━━ DATA FOR THIS TASK ━━

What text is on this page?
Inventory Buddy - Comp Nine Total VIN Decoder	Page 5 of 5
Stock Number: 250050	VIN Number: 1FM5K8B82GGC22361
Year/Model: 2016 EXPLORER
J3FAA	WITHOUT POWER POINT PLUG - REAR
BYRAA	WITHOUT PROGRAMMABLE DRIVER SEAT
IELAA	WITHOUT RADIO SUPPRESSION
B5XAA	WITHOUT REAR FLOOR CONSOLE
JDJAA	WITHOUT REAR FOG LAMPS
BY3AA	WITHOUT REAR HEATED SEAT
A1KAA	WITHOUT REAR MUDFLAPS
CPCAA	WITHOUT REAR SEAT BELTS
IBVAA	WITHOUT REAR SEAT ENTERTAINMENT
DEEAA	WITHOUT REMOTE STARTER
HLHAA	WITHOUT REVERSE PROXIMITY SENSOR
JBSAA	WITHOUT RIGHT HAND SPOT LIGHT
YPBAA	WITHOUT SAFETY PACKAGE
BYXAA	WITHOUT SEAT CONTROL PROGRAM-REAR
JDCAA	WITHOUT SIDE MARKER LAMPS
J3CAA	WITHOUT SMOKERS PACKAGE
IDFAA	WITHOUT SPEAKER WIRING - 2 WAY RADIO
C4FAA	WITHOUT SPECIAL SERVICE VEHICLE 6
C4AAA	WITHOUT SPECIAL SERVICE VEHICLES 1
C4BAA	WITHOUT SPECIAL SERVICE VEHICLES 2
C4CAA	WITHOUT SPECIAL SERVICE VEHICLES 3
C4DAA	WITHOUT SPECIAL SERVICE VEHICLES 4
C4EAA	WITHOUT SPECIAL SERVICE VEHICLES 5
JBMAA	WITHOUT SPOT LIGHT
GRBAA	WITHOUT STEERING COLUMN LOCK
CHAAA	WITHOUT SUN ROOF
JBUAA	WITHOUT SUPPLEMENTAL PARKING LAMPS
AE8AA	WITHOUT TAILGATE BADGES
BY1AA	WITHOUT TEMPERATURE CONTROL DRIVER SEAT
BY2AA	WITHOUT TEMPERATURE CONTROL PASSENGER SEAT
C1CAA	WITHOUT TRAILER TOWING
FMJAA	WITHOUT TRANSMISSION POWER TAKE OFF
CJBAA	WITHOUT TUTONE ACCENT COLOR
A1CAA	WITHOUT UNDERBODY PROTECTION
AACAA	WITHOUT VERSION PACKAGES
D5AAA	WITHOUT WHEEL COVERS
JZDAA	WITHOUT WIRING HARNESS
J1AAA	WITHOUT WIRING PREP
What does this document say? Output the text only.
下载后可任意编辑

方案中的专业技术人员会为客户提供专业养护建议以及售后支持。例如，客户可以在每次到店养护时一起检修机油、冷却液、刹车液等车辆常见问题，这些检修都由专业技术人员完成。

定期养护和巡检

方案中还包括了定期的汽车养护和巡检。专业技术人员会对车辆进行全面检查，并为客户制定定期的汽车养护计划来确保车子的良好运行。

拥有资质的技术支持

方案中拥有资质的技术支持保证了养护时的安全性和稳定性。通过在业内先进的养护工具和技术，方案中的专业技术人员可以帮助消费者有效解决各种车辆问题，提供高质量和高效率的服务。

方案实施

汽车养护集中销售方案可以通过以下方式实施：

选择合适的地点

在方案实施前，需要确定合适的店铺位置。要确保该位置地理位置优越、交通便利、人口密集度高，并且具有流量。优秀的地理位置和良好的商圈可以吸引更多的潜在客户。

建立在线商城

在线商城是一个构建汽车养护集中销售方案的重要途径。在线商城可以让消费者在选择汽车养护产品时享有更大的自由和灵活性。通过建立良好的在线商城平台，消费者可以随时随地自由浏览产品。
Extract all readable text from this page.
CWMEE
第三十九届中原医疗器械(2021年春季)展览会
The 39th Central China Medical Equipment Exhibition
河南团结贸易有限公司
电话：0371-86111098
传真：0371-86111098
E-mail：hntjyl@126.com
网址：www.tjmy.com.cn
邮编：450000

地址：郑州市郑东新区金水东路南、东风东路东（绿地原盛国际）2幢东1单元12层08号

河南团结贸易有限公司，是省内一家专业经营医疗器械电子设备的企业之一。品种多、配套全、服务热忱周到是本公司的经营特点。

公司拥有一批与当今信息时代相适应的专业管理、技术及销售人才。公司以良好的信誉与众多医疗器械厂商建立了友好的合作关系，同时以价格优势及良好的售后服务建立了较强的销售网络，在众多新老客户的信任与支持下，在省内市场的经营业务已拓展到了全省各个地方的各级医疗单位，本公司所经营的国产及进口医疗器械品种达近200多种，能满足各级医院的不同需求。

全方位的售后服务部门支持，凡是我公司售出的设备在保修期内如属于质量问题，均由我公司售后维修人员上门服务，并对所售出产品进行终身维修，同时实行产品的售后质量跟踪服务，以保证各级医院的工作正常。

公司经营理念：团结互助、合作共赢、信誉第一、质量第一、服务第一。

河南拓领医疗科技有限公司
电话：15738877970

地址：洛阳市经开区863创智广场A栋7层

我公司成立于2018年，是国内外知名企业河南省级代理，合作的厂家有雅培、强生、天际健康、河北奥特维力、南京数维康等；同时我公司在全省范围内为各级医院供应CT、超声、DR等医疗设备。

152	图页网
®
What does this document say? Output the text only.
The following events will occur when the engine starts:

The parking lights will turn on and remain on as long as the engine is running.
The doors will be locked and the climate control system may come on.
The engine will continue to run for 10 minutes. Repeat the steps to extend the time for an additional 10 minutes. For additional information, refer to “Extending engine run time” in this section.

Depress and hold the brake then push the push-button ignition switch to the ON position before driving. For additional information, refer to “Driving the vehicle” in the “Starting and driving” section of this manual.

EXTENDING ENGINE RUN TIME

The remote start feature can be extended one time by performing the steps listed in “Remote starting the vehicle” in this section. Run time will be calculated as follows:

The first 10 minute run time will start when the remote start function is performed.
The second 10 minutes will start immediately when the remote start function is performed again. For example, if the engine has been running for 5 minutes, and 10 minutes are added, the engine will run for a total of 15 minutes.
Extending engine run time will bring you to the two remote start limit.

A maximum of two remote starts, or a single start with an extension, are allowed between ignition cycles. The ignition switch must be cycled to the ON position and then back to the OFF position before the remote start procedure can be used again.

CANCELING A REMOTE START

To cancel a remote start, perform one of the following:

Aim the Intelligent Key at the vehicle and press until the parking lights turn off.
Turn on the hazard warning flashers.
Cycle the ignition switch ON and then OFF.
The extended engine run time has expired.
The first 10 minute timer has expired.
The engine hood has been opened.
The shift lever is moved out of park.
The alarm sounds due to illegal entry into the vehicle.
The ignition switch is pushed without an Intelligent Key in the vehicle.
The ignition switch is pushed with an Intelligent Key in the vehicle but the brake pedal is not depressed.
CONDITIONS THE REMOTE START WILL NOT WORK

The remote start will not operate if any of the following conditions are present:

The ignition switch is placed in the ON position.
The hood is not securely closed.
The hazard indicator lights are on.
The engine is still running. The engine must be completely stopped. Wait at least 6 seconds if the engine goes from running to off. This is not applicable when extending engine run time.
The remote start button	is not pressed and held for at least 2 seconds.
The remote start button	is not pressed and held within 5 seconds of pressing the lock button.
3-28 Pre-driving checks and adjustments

━━━

WHAT YOU WILL DO >>
Please give back all of the records exactly as written.

OUTPUT BELOW >>
What text is on this page?
Inventory Buddy - Comp Nine Total VIN Decoder	Page 5 of 5
Stock Number: 250050	VIN Number: 1FM5K8B82GGC22361
Year/Model: 2016 EXPLORER
J3FAA	WITHOUT POWER POINT PLUG - REAR
BYRAA	WITHOUT PROGRAMMABLE DRIVER SEAT
IELAA	WITHOUT RADIO SUPPRESSION
B5XAA	WITHOUT REAR FLOOR CONSOLE
JDJAA	WITHOUT REAR FOG LAMPS
BY3AA	WITHOUT REAR HEATED SEAT
A1KAA	WITHOUT REAR MUDFLAPS
CPCAA	WITHOUT REAR SEAT BELTS
IBVAA	WITHOUT REAR SEAT ENTERTAINMENT
DEEAA	WITHOUT REMOTE STARTER
HLHAA	WITHOUT REVERSE PROXIMITY SENSOR
JBSAA	WITHOUT RIGHT HAND SPOT LIGHT
YPBAA	WITHOUT SAFETY PACKAGE
BYXAA	WITHOUT SEAT CONTROL PROGRAM-REAR
JDCAA	WITHOUT SIDE MARKER LAMPS
J3CAA	WITHOUT SMOKERS PACKAGE
IDFAA	WITHOUT SPEAKER WIRING - 2 WAY RADIO
C4FAA	WITHOUT SPECIAL SERVICE VEHICLE 6
C4AAA	WITHOUT SPECIAL SERVICE VEHICLES 1
C4BAA	WITHOUT SPECIAL SERVICE VEHICLES 2
C4CAA	WITHOUT SPECIAL SERVICE VEHICLES 3
C4DAA	WITHOUT SPECIAL SERVICE VEHICLES 4
C4EAA	WITHOUT SPECIAL SERVICE VEHICLES 5
JBMAA	WITHOUT SPOT LIGHT
GRBAA	WITHOUT STEERING COLUMN LOCK
CHAAA	WITHOUT SUN ROOF
JBUAA	WITHOUT SUPPLEMENTAL PARKING LAMPS
AE8AA	WITHOUT TAILGATE BADGES
BY1AA	WITHOUT TEMPERATURE CONTROL DRIVER SEAT
BY2AA	WITHOUT TEMPERATURE CONTROL PASSENGER SEAT
C1CAA	WITHOUT TRAILER TOWING
FMJAA	WITHOUT TRANSMISSION POWER TAKE OFF
CJBAA	WITHOUT TUTONE ACCENT COLOR
A1CAA	WITHOUT UNDERBODY PROTECTION
AACAA	WITHOUT VERSION PACKAGES
D5AAA	WITHOUT WHEEL COVERS
JZDAA	WITHOUT WIRING HARNESS
J1AAA	WITHOUT WIRING PREP
What does this document say? Output the text only.
下载后可任意编辑

方案中的专业技术人员会为客户提供专业养护建议以及售后支持。例如，客户可以在每次到店养护时一起检修机油、冷却液、刹车液等车辆常见问题，这些检修都由专业技术人员完成。

定期养护和巡检

方案中还包括了定期的汽车养护和巡检。专业技术人员会对车辆进行全面检查，并为客户制定定期的汽车养护计划来确保车子的良好运行。

拥有资质的技术支持

方案中拥有资质的技术支持保证了养护时的安全性和稳定性。通过在业内先进的养护工具和技术，方案中的专业技术人员可以帮助消费者有效解决各种车辆问题，提供高质量和高效率的服务。

方案实施

汽车养护集中销售方案可以通过以下方式实施：

选择合适的地点

在方案实施前，需要确定合适的店铺位置。要确保该位置地理位置优越、交通便利、人口密集度高，并且具有流量。优秀的地理位置和良好的商圈可以吸引更多的潜在客户。

建立在线商城

在线商城是一个构建汽车养护集中销售方案的重要途径。在线商城可以让消费者在选择汽车养护产品时享有更大的自由和灵活性。通过建立良好的在线商城平台，消费者可以随时随地自由浏览产品。
Extract all readable text from this page.
CWMEE
第三十九届中原医疗器械(2021年春季)展览会
The 39th Central China Medical Equipment Exhibition
河南团结贸易有限公司
电话：0371-86111098
传真：0371-86111098
E-mail：hntjyl@126.com
网址：www.tjmy.com.cn
邮编：450000

地址：郑州市郑东新区金水东路南、东风东路东（绿地原盛国际）2幢东1单元12层08号

河南团结贸易有限公司，是省内一家专业经营医疗器械电子设备的企业之一。品种多、配套全、服务热忱周到是本公司的经营特点。

公司拥有一批与当今信息时代相适应的专业管理、技术及销售人才。公司以良好的信誉与众多医疗器械厂商建立了友好的合作关系，同时以价格优势及良好的售后服务建立了较强的销售网络，在众多新老客户的信任与支持下，在省内市场的经营业务已拓展到了全省各个地方的各级医疗单位，本公司所经营的国产及进口医疗器械品种达近200多种，能满足各级医院的不同需求。

全方位的售后服务部门支持，凡是我公司售出的设备在保修期内如属于质量问题，均由我公司售后维修人员上门服务，并对所售出产品进行终身维修，同时实行产品的售后质量跟踪服务，以保证各级医院的工作正常。

公司经营理念：团结互助、合作共赢、信誉第一、质量第一、服务第一。

河南拓领医疗科技有限公司
电话：15738877970

地址：洛阳市经开区863创智广场A栋7层

我公司成立于2018年，是国内外知名企业河南省级代理，合作的厂家有雅培、强生、天际健康、河北奥特维力、南京数维康等；同时我公司在全省范围内为各级医院供应CT、超声、DR等医疗设备。

152	图页网
®
What does this document say? Output the text only.
The following events will occur when the engine starts:

The parking lights will turn on and remain on as long as the engine is running.
The doors will be locked and the climate control system may come on.
The engine will continue to run for 10 minutes. Repeat the steps to extend the time for an additional 10 minutes. For additional information, refer to “Extending engine run time” in this section.

Depress and hold the brake then push the push-button ignition switch to the ON position before driving. For additional information, refer to “Driving the vehicle” in the “Starting and driving” section of this manual.

EXTENDING ENGINE RUN TIME

The remote start feature can be extended one time by performing the steps listed in “Remote starting the vehicle” in this section. Run time will be calculated as follows:

The first 10 minute run time will start when the remote start function is performed.
The second 10 minutes will start immediately when the remote start function is performed again. For example, if the engine has been running for 5 minutes, and 10 minutes are added, the engine will run for a total of 15 minutes.
Extending engine run time will bring you to the two remote start limit.

A maximum of two remote starts, or a single start with an extension, are allowed between ignition cycles. The ignition switch must be cycled to the ON position and then back to the OFF position before the remote start procedure can be used again.

CANCELING A REMOTE START

To cancel a remote start, perform one of the following:

Aim the Intelligent Key at the vehicle and press until the parking lights turn off.
Turn on the hazard warning flashers.
Cycle the ignition switch ON and then OFF.
The extended engine run time has expired.
The first 10 minute timer has expired.
The engine hood has been opened.
The shift lever is moved out of park.
The alarm sounds due to illegal entry into the vehicle.
The ignition switch is pushed without an Intelligent Key in the vehicle.
The ignition switch is pushed with an Intelligent Key in the vehicle but the brake pedal is not depressed.
CONDITIONS THE REMOTE START WILL NOT WORK

The remote start will not operate if any of the following conditions are present:

The ignition switch is placed in the ON position.
The hood is not securely closed.
The hazard indicator lights are on.
The engine is still running. The engine must be completely stopped. Wait at least 6 seconds if the engine goes from running to off. This is not applicable when extending engine run time.
The remote start button	is not pressed and held for at least 2 seconds.
The remote start button	is not pressed and held within 5 seconds of pressing the lock button.
3-28 Pre-driving checks and adjustments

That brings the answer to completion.